EXERCISE AIM:
Output the material exactly, but drop every image it holds.

START PROVIDED RECORDS

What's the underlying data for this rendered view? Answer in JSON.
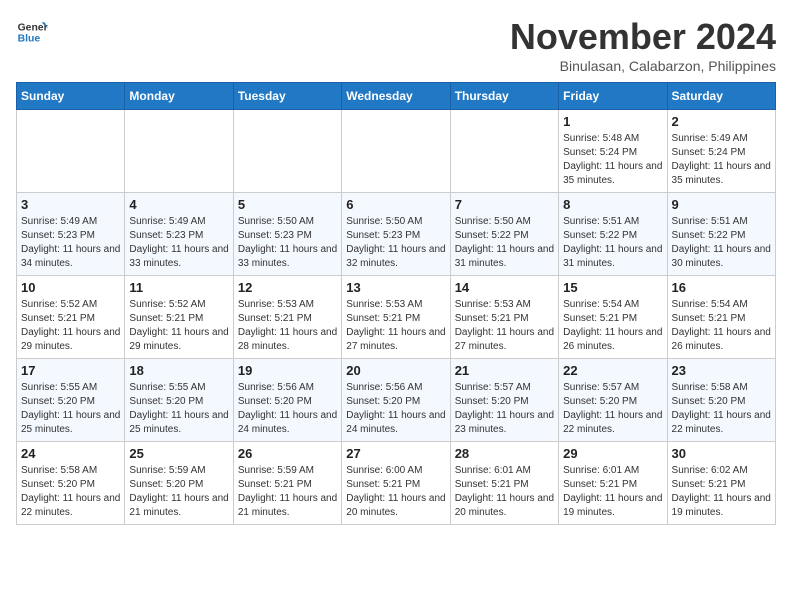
{
  "header": {
    "logo_line1": "General",
    "logo_line2": "Blue",
    "month": "November 2024",
    "location": "Binulasan, Calabarzon, Philippines"
  },
  "weekdays": [
    "Sunday",
    "Monday",
    "Tuesday",
    "Wednesday",
    "Thursday",
    "Friday",
    "Saturday"
  ],
  "weeks": [
    [
      {
        "day": "",
        "sunrise": "",
        "sunset": "",
        "daylight": ""
      },
      {
        "day": "",
        "sunrise": "",
        "sunset": "",
        "daylight": ""
      },
      {
        "day": "",
        "sunrise": "",
        "sunset": "",
        "daylight": ""
      },
      {
        "day": "",
        "sunrise": "",
        "sunset": "",
        "daylight": ""
      },
      {
        "day": "",
        "sunrise": "",
        "sunset": "",
        "daylight": ""
      },
      {
        "day": "1",
        "sunrise": "Sunrise: 5:48 AM",
        "sunset": "Sunset: 5:24 PM",
        "daylight": "Daylight: 11 hours and 35 minutes."
      },
      {
        "day": "2",
        "sunrise": "Sunrise: 5:49 AM",
        "sunset": "Sunset: 5:24 PM",
        "daylight": "Daylight: 11 hours and 35 minutes."
      }
    ],
    [
      {
        "day": "3",
        "sunrise": "Sunrise: 5:49 AM",
        "sunset": "Sunset: 5:23 PM",
        "daylight": "Daylight: 11 hours and 34 minutes."
      },
      {
        "day": "4",
        "sunrise": "Sunrise: 5:49 AM",
        "sunset": "Sunset: 5:23 PM",
        "daylight": "Daylight: 11 hours and 33 minutes."
      },
      {
        "day": "5",
        "sunrise": "Sunrise: 5:50 AM",
        "sunset": "Sunset: 5:23 PM",
        "daylight": "Daylight: 11 hours and 33 minutes."
      },
      {
        "day": "6",
        "sunrise": "Sunrise: 5:50 AM",
        "sunset": "Sunset: 5:23 PM",
        "daylight": "Daylight: 11 hours and 32 minutes."
      },
      {
        "day": "7",
        "sunrise": "Sunrise: 5:50 AM",
        "sunset": "Sunset: 5:22 PM",
        "daylight": "Daylight: 11 hours and 31 minutes."
      },
      {
        "day": "8",
        "sunrise": "Sunrise: 5:51 AM",
        "sunset": "Sunset: 5:22 PM",
        "daylight": "Daylight: 11 hours and 31 minutes."
      },
      {
        "day": "9",
        "sunrise": "Sunrise: 5:51 AM",
        "sunset": "Sunset: 5:22 PM",
        "daylight": "Daylight: 11 hours and 30 minutes."
      }
    ],
    [
      {
        "day": "10",
        "sunrise": "Sunrise: 5:52 AM",
        "sunset": "Sunset: 5:21 PM",
        "daylight": "Daylight: 11 hours and 29 minutes."
      },
      {
        "day": "11",
        "sunrise": "Sunrise: 5:52 AM",
        "sunset": "Sunset: 5:21 PM",
        "daylight": "Daylight: 11 hours and 29 minutes."
      },
      {
        "day": "12",
        "sunrise": "Sunrise: 5:53 AM",
        "sunset": "Sunset: 5:21 PM",
        "daylight": "Daylight: 11 hours and 28 minutes."
      },
      {
        "day": "13",
        "sunrise": "Sunrise: 5:53 AM",
        "sunset": "Sunset: 5:21 PM",
        "daylight": "Daylight: 11 hours and 27 minutes."
      },
      {
        "day": "14",
        "sunrise": "Sunrise: 5:53 AM",
        "sunset": "Sunset: 5:21 PM",
        "daylight": "Daylight: 11 hours and 27 minutes."
      },
      {
        "day": "15",
        "sunrise": "Sunrise: 5:54 AM",
        "sunset": "Sunset: 5:21 PM",
        "daylight": "Daylight: 11 hours and 26 minutes."
      },
      {
        "day": "16",
        "sunrise": "Sunrise: 5:54 AM",
        "sunset": "Sunset: 5:21 PM",
        "daylight": "Daylight: 11 hours and 26 minutes."
      }
    ],
    [
      {
        "day": "17",
        "sunrise": "Sunrise: 5:55 AM",
        "sunset": "Sunset: 5:20 PM",
        "daylight": "Daylight: 11 hours and 25 minutes."
      },
      {
        "day": "18",
        "sunrise": "Sunrise: 5:55 AM",
        "sunset": "Sunset: 5:20 PM",
        "daylight": "Daylight: 11 hours and 25 minutes."
      },
      {
        "day": "19",
        "sunrise": "Sunrise: 5:56 AM",
        "sunset": "Sunset: 5:20 PM",
        "daylight": "Daylight: 11 hours and 24 minutes."
      },
      {
        "day": "20",
        "sunrise": "Sunrise: 5:56 AM",
        "sunset": "Sunset: 5:20 PM",
        "daylight": "Daylight: 11 hours and 24 minutes."
      },
      {
        "day": "21",
        "sunrise": "Sunrise: 5:57 AM",
        "sunset": "Sunset: 5:20 PM",
        "daylight": "Daylight: 11 hours and 23 minutes."
      },
      {
        "day": "22",
        "sunrise": "Sunrise: 5:57 AM",
        "sunset": "Sunset: 5:20 PM",
        "daylight": "Daylight: 11 hours and 22 minutes."
      },
      {
        "day": "23",
        "sunrise": "Sunrise: 5:58 AM",
        "sunset": "Sunset: 5:20 PM",
        "daylight": "Daylight: 11 hours and 22 minutes."
      }
    ],
    [
      {
        "day": "24",
        "sunrise": "Sunrise: 5:58 AM",
        "sunset": "Sunset: 5:20 PM",
        "daylight": "Daylight: 11 hours and 22 minutes."
      },
      {
        "day": "25",
        "sunrise": "Sunrise: 5:59 AM",
        "sunset": "Sunset: 5:20 PM",
        "daylight": "Daylight: 11 hours and 21 minutes."
      },
      {
        "day": "26",
        "sunrise": "Sunrise: 5:59 AM",
        "sunset": "Sunset: 5:21 PM",
        "daylight": "Daylight: 11 hours and 21 minutes."
      },
      {
        "day": "27",
        "sunrise": "Sunrise: 6:00 AM",
        "sunset": "Sunset: 5:21 PM",
        "daylight": "Daylight: 11 hours and 20 minutes."
      },
      {
        "day": "28",
        "sunrise": "Sunrise: 6:01 AM",
        "sunset": "Sunset: 5:21 PM",
        "daylight": "Daylight: 11 hours and 20 minutes."
      },
      {
        "day": "29",
        "sunrise": "Sunrise: 6:01 AM",
        "sunset": "Sunset: 5:21 PM",
        "daylight": "Daylight: 11 hours and 19 minutes."
      },
      {
        "day": "30",
        "sunrise": "Sunrise: 6:02 AM",
        "sunset": "Sunset: 5:21 PM",
        "daylight": "Daylight: 11 hours and 19 minutes."
      }
    ]
  ]
}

END PROVIDED RECORDS

COMPLETED TASK:
What's the underlying data for this rendered view? Answer in JSON.
{
  "header": {
    "logo_line1": "General",
    "logo_line2": "Blue",
    "month": "November 2024",
    "location": "Binulasan, Calabarzon, Philippines"
  },
  "weekdays": [
    "Sunday",
    "Monday",
    "Tuesday",
    "Wednesday",
    "Thursday",
    "Friday",
    "Saturday"
  ],
  "weeks": [
    [
      {
        "day": "",
        "sunrise": "",
        "sunset": "",
        "daylight": ""
      },
      {
        "day": "",
        "sunrise": "",
        "sunset": "",
        "daylight": ""
      },
      {
        "day": "",
        "sunrise": "",
        "sunset": "",
        "daylight": ""
      },
      {
        "day": "",
        "sunrise": "",
        "sunset": "",
        "daylight": ""
      },
      {
        "day": "",
        "sunrise": "",
        "sunset": "",
        "daylight": ""
      },
      {
        "day": "1",
        "sunrise": "Sunrise: 5:48 AM",
        "sunset": "Sunset: 5:24 PM",
        "daylight": "Daylight: 11 hours and 35 minutes."
      },
      {
        "day": "2",
        "sunrise": "Sunrise: 5:49 AM",
        "sunset": "Sunset: 5:24 PM",
        "daylight": "Daylight: 11 hours and 35 minutes."
      }
    ],
    [
      {
        "day": "3",
        "sunrise": "Sunrise: 5:49 AM",
        "sunset": "Sunset: 5:23 PM",
        "daylight": "Daylight: 11 hours and 34 minutes."
      },
      {
        "day": "4",
        "sunrise": "Sunrise: 5:49 AM",
        "sunset": "Sunset: 5:23 PM",
        "daylight": "Daylight: 11 hours and 33 minutes."
      },
      {
        "day": "5",
        "sunrise": "Sunrise: 5:50 AM",
        "sunset": "Sunset: 5:23 PM",
        "daylight": "Daylight: 11 hours and 33 minutes."
      },
      {
        "day": "6",
        "sunrise": "Sunrise: 5:50 AM",
        "sunset": "Sunset: 5:23 PM",
        "daylight": "Daylight: 11 hours and 32 minutes."
      },
      {
        "day": "7",
        "sunrise": "Sunrise: 5:50 AM",
        "sunset": "Sunset: 5:22 PM",
        "daylight": "Daylight: 11 hours and 31 minutes."
      },
      {
        "day": "8",
        "sunrise": "Sunrise: 5:51 AM",
        "sunset": "Sunset: 5:22 PM",
        "daylight": "Daylight: 11 hours and 31 minutes."
      },
      {
        "day": "9",
        "sunrise": "Sunrise: 5:51 AM",
        "sunset": "Sunset: 5:22 PM",
        "daylight": "Daylight: 11 hours and 30 minutes."
      }
    ],
    [
      {
        "day": "10",
        "sunrise": "Sunrise: 5:52 AM",
        "sunset": "Sunset: 5:21 PM",
        "daylight": "Daylight: 11 hours and 29 minutes."
      },
      {
        "day": "11",
        "sunrise": "Sunrise: 5:52 AM",
        "sunset": "Sunset: 5:21 PM",
        "daylight": "Daylight: 11 hours and 29 minutes."
      },
      {
        "day": "12",
        "sunrise": "Sunrise: 5:53 AM",
        "sunset": "Sunset: 5:21 PM",
        "daylight": "Daylight: 11 hours and 28 minutes."
      },
      {
        "day": "13",
        "sunrise": "Sunrise: 5:53 AM",
        "sunset": "Sunset: 5:21 PM",
        "daylight": "Daylight: 11 hours and 27 minutes."
      },
      {
        "day": "14",
        "sunrise": "Sunrise: 5:53 AM",
        "sunset": "Sunset: 5:21 PM",
        "daylight": "Daylight: 11 hours and 27 minutes."
      },
      {
        "day": "15",
        "sunrise": "Sunrise: 5:54 AM",
        "sunset": "Sunset: 5:21 PM",
        "daylight": "Daylight: 11 hours and 26 minutes."
      },
      {
        "day": "16",
        "sunrise": "Sunrise: 5:54 AM",
        "sunset": "Sunset: 5:21 PM",
        "daylight": "Daylight: 11 hours and 26 minutes."
      }
    ],
    [
      {
        "day": "17",
        "sunrise": "Sunrise: 5:55 AM",
        "sunset": "Sunset: 5:20 PM",
        "daylight": "Daylight: 11 hours and 25 minutes."
      },
      {
        "day": "18",
        "sunrise": "Sunrise: 5:55 AM",
        "sunset": "Sunset: 5:20 PM",
        "daylight": "Daylight: 11 hours and 25 minutes."
      },
      {
        "day": "19",
        "sunrise": "Sunrise: 5:56 AM",
        "sunset": "Sunset: 5:20 PM",
        "daylight": "Daylight: 11 hours and 24 minutes."
      },
      {
        "day": "20",
        "sunrise": "Sunrise: 5:56 AM",
        "sunset": "Sunset: 5:20 PM",
        "daylight": "Daylight: 11 hours and 24 minutes."
      },
      {
        "day": "21",
        "sunrise": "Sunrise: 5:57 AM",
        "sunset": "Sunset: 5:20 PM",
        "daylight": "Daylight: 11 hours and 23 minutes."
      },
      {
        "day": "22",
        "sunrise": "Sunrise: 5:57 AM",
        "sunset": "Sunset: 5:20 PM",
        "daylight": "Daylight: 11 hours and 22 minutes."
      },
      {
        "day": "23",
        "sunrise": "Sunrise: 5:58 AM",
        "sunset": "Sunset: 5:20 PM",
        "daylight": "Daylight: 11 hours and 22 minutes."
      }
    ],
    [
      {
        "day": "24",
        "sunrise": "Sunrise: 5:58 AM",
        "sunset": "Sunset: 5:20 PM",
        "daylight": "Daylight: 11 hours and 22 minutes."
      },
      {
        "day": "25",
        "sunrise": "Sunrise: 5:59 AM",
        "sunset": "Sunset: 5:20 PM",
        "daylight": "Daylight: 11 hours and 21 minutes."
      },
      {
        "day": "26",
        "sunrise": "Sunrise: 5:59 AM",
        "sunset": "Sunset: 5:21 PM",
        "daylight": "Daylight: 11 hours and 21 minutes."
      },
      {
        "day": "27",
        "sunrise": "Sunrise: 6:00 AM",
        "sunset": "Sunset: 5:21 PM",
        "daylight": "Daylight: 11 hours and 20 minutes."
      },
      {
        "day": "28",
        "sunrise": "Sunrise: 6:01 AM",
        "sunset": "Sunset: 5:21 PM",
        "daylight": "Daylight: 11 hours and 20 minutes."
      },
      {
        "day": "29",
        "sunrise": "Sunrise: 6:01 AM",
        "sunset": "Sunset: 5:21 PM",
        "daylight": "Daylight: 11 hours and 19 minutes."
      },
      {
        "day": "30",
        "sunrise": "Sunrise: 6:02 AM",
        "sunset": "Sunset: 5:21 PM",
        "daylight": "Daylight: 11 hours and 19 minutes."
      }
    ]
  ]
}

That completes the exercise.